■ PASAJE PROPUESTO

_ _ _ _

Hablar de violencia contra las mujeres es hablar de roles y estereotipos de género. Es hablar de pobreza en la comprensión biológica de los cuerpos y de la extensión intencionada de injusticia y desigualdad social. Es hablar del deseo avaro de poder de muchos hombres. Es hablar de consecuencias actuales de decisiones pasadas que hombres tomaron, y de las que siguen tomando. Pues cuando decidieron que lo público y lo privado estaría dividido y condicionado por el género, una grieta en la historia se extendió hasta este futuro. Y dejó estragos.
Aquí estamos. A las mujeres se nos designó el hogar, la maternidad, el silencio, los cuidados, la bondad, la sumisión, la idea del sexo débil e incapaz. A los hombres, el poder, el discurso, lo público, los placeres, la virilidad, la fuerza, la idea de inteligencia, capacidad y sagacidad.
Durante años, las mujeres nos hemos enfrentado a distintas formas de violencia y la violencia política es una de ellas. Muchas mujeres fueron excluidas del discurso público y la oratoria, y agredidas por hacerlo. Son tan pocas las que han tenido poder significativo en el mundo, que podemos contarlas fácilmente. La historiadora inglesa Mary Beard, en Mujeres y poder, expone cómo el discurso público y la oratoria “no eran simplemente actividades en que las mujeres no tenían participación, sino que eran prácticas y habilidades exclusivas que definían la masculinidad como género”. Y agrega que autores clásicos “insistían en que el tono y timbre del habla de las mujeres amenazaba con subvertir no solo la voz del orador masculino, sino también la estabilidad social y política, la salud, del Estado”.

_ _ _ _

■ LISTADO

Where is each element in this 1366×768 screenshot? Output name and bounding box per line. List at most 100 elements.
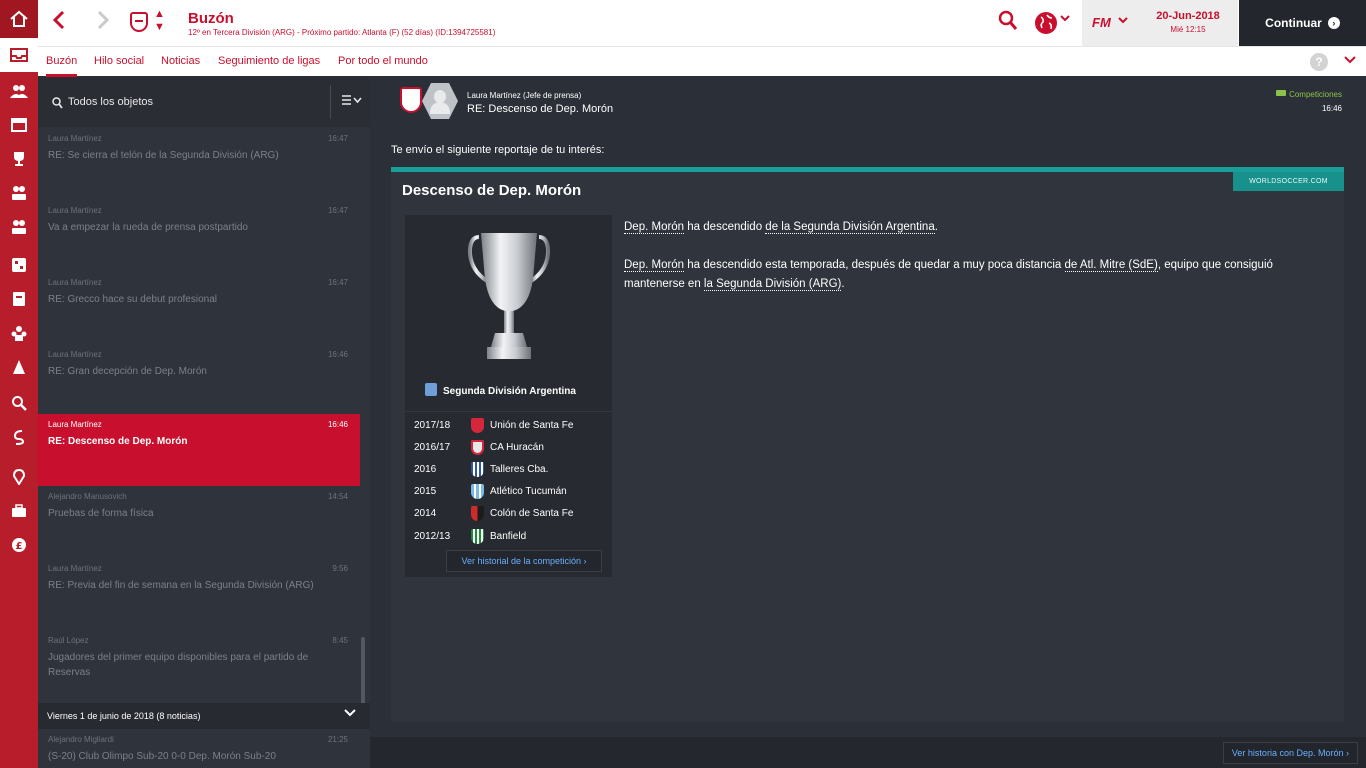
arrow-right-icon: ›: [1327, 17, 1340, 29]
message-category-label: Competiciones: [1289, 90, 1342, 99]
club-link[interactable]: Dep. Morón: [624, 259, 685, 272]
list-item[interactable]: Laura Martínez 9:56 RE: Previa del fin d…: [38, 558, 360, 630]
message-footer: Ver historia con Dep. Morón ›: [370, 737, 1366, 768]
message-time: 14:54: [327, 492, 348, 501]
message-subject: Pruebas de forma física: [48, 508, 154, 519]
forward-button[interactable]: [96, 10, 110, 36]
club-crest-icon[interactable]: [130, 12, 148, 32]
club-name[interactable]: Colón de Santa Fe: [490, 508, 573, 519]
list-item[interactable]: Laura Martínez 16:46 RE: Gran decepción …: [38, 344, 360, 416]
squad-icon[interactable]: [0, 74, 38, 108]
tab-hilo-social[interactable]: Hilo social: [94, 47, 144, 77]
message-time: 16:46: [327, 420, 348, 429]
list-item[interactable]: Laura Martínez 16:47 RE: Se cierra el te…: [38, 128, 360, 200]
scrollbar[interactable]: [361, 637, 365, 705]
inbox-icon[interactable]: [0, 38, 38, 72]
continue-button[interactable]: Continuar ›: [1239, 0, 1366, 46]
tactics-icon[interactable]: [0, 248, 38, 282]
chevron-down-icon[interactable]: ▼: [154, 21, 165, 34]
tab-bar: Buzón Hilo social Noticias Seguimiento d…: [38, 46, 1366, 77]
page-title: Buzón: [188, 10, 234, 27]
history-with-club-button[interactable]: Ver historia con Dep. Morón ›: [1222, 742, 1358, 764]
message-sender: Laura Martínez: [48, 278, 102, 287]
home-icon[interactable]: [0, 0, 38, 38]
table-row: 2015 Atlético Tucumán: [414, 481, 604, 503]
table-row: 2016 Talleres Cba.: [414, 459, 604, 481]
scouting-icon[interactable]: [0, 386, 38, 420]
message-sender: Alejandro Migliardi: [48, 735, 114, 744]
competitions-icon[interactable]: [0, 142, 38, 176]
u20-icon[interactable]: [0, 210, 38, 244]
message-sender: Raúl López: [48, 636, 89, 645]
club-name[interactable]: Talleres Cba.: [490, 464, 548, 475]
club-name[interactable]: Unión de Santa Fe: [490, 420, 573, 431]
schedule-icon[interactable]: [0, 108, 38, 142]
club-crest-icon[interactable]: [471, 418, 484, 433]
reserves-icon[interactable]: [0, 176, 38, 210]
tab-buzon[interactable]: Buzón: [46, 47, 78, 77]
season-year: 2017/18: [414, 420, 451, 431]
menu-icon[interactable]: [342, 94, 362, 108]
list-item-selected[interactable]: Laura Martínez 16:46 RE: Descenso de Dep…: [38, 414, 360, 486]
message-time: 16:47: [327, 278, 348, 287]
club-info-icon[interactable]: [0, 494, 38, 528]
data-hub-icon[interactable]: [0, 282, 38, 316]
club-crest-icon[interactable]: [471, 529, 484, 544]
club-crest-icon[interactable]: [471, 506, 484, 521]
club-name[interactable]: CA Huracán: [490, 442, 544, 453]
training-icon[interactable]: [0, 350, 38, 384]
competition-name[interactable]: Segunda División Argentina: [425, 383, 576, 397]
club-crest-icon[interactable]: [471, 484, 484, 499]
message-subject: Jugadores del primer equipo disponibles …: [48, 652, 309, 678]
club-vision-icon[interactable]: [0, 460, 38, 494]
club-crest-icon[interactable]: [471, 440, 484, 455]
chevron-up-icon[interactable]: ▲: [154, 8, 165, 21]
article-paragraph: Dep. Morón ha descendido de la Segunda D…: [624, 218, 1334, 237]
filter-label[interactable]: Todos los objetos: [68, 96, 153, 108]
list-item[interactable]: Raúl López 8:45 Jugadores del primer equ…: [38, 630, 360, 702]
club-link[interactable]: de Atl. Mitre (SdE): [1064, 259, 1158, 272]
chevron-down-icon[interactable]: [1344, 53, 1356, 67]
tab-por-todo-el-mundo[interactable]: Por todo el mundo: [338, 47, 428, 77]
staff-icon[interactable]: [0, 316, 38, 350]
tab-seguimiento-ligas[interactable]: Seguimiento de ligas: [218, 47, 320, 77]
list-item[interactable]: Laura Martínez 16:47 Va a empezar la rue…: [38, 200, 360, 272]
page-subtitle[interactable]: 12º en Tercera División (ARG) - Próximo …: [188, 28, 495, 37]
club-name[interactable]: Banfield: [490, 531, 526, 542]
competition-link[interactable]: la Segunda División (ARG): [703, 278, 842, 291]
search-icon[interactable]: [52, 96, 63, 109]
fm-logo[interactable]: FM: [1092, 15, 1111, 30]
fm-menu[interactable]: FM: [1082, 0, 1138, 46]
article-text: ha descendido: [684, 221, 766, 233]
club-crest-icon[interactable]: [400, 87, 422, 113]
message-category[interactable]: Competiciones: [1276, 90, 1342, 99]
article-text: .: [934, 221, 938, 233]
list-item[interactable]: Laura Martínez 16:47 RE: Grecco hace su …: [38, 272, 360, 344]
article-text: .: [841, 278, 845, 290]
club-crest-icon[interactable]: [471, 462, 484, 477]
game-date[interactable]: 20-Jun-2018 Mié 12:15: [1138, 0, 1238, 46]
message-subject: RE: Grecco hace su debut profesional: [48, 294, 217, 305]
message-subject: RE: Gran decepción de Dep. Morón: [48, 366, 207, 377]
transfers-icon[interactable]: [0, 420, 38, 454]
competition-link[interactable]: de la Segunda División Argentina: [765, 221, 935, 234]
chevron-down-icon[interactable]: [344, 708, 356, 720]
help-icon[interactable]: ?: [1310, 53, 1328, 71]
globe-icon[interactable]: [1035, 12, 1057, 34]
club-name[interactable]: Atlético Tucumán: [490, 486, 567, 497]
club-switcher[interactable]: ▲ ▼: [154, 8, 165, 34]
tab-noticias[interactable]: Noticias: [161, 47, 200, 77]
message-time: 21:25: [327, 735, 348, 744]
club-link[interactable]: Dep. Morón: [624, 221, 685, 234]
list-item[interactable]: Alejandro Manusovich 14:54 Pruebas de fo…: [38, 486, 360, 558]
back-button[interactable]: [52, 10, 66, 36]
finances-icon[interactable]: £: [0, 528, 38, 562]
chevron-down-icon[interactable]: [1118, 15, 1128, 27]
search-icon[interactable]: [998, 10, 1022, 36]
table-row: 2016/17 CA Huracán: [414, 437, 604, 459]
date-group-header[interactable]: Viernes 1 de junio de 2018 (8 noticias): [38, 703, 370, 729]
list-item[interactable]: Alejandro Migliardi 21:25 (S-20) Club Ol…: [38, 729, 360, 768]
message-from[interactable]: Laura Martínez (Jefe de prensa): [467, 91, 581, 100]
chevron-down-icon[interactable]: [1060, 13, 1070, 25]
competition-history-button[interactable]: Ver historial de la competición ›: [446, 550, 602, 572]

_ _ _ _

■ QUÉ HACER
Por favor, edita el pasaje sobre la violencia contra las mujeres entre "Hablar de violencia" y "Y dejó estragos.", ambos incluidos, sustituyendo "hombres" por "varones".

■ RESPUESTA COMPLETA
Hablar de violencia contra las mujeres es hablar de roles y estereotipos de género. Es hablar de pobreza en la comprensión biológica de los cuerpos y de la extensión intencionada de injusticia y desigualdad social. Es hablar del deseo avaro de poder de muchos varones. Es hablar de consecuencias actuales de decisiones pasadas que varones tomaron, y de las que siguen tomando. Pues cuando decidieron que lo público y lo privado estaría dividido y condicionado por el género, una grieta en la historia se extendió hasta este futuro. Y dejó estragos.